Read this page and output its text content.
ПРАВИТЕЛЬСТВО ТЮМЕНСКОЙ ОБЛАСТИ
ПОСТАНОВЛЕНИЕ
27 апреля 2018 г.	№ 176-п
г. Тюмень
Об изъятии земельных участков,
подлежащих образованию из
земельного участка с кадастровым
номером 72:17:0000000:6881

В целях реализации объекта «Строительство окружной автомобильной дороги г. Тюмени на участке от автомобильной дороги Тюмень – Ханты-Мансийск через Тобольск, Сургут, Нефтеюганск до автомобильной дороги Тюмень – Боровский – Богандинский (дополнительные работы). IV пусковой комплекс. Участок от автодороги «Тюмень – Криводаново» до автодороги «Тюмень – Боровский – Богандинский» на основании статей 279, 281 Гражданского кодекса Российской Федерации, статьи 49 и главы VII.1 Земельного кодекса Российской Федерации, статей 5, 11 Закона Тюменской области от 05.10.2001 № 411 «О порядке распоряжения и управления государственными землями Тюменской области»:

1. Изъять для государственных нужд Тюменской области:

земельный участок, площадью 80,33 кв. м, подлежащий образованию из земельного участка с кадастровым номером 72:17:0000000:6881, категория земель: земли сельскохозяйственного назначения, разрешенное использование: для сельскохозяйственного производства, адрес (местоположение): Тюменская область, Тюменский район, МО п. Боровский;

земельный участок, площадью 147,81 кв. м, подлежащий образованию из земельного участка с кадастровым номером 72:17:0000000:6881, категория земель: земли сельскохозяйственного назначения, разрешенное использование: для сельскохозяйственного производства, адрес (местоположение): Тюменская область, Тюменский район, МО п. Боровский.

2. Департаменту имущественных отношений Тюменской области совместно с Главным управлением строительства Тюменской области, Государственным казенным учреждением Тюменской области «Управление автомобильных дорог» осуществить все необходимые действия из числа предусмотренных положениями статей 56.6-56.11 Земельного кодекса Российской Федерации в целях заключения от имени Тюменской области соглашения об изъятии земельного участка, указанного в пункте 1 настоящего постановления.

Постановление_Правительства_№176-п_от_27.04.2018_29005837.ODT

==============================

### WRITTEN TASK
Give the number of lines in the entries above that include the string "использование". No other output is expected.

### WRITTEN RESPONSE
2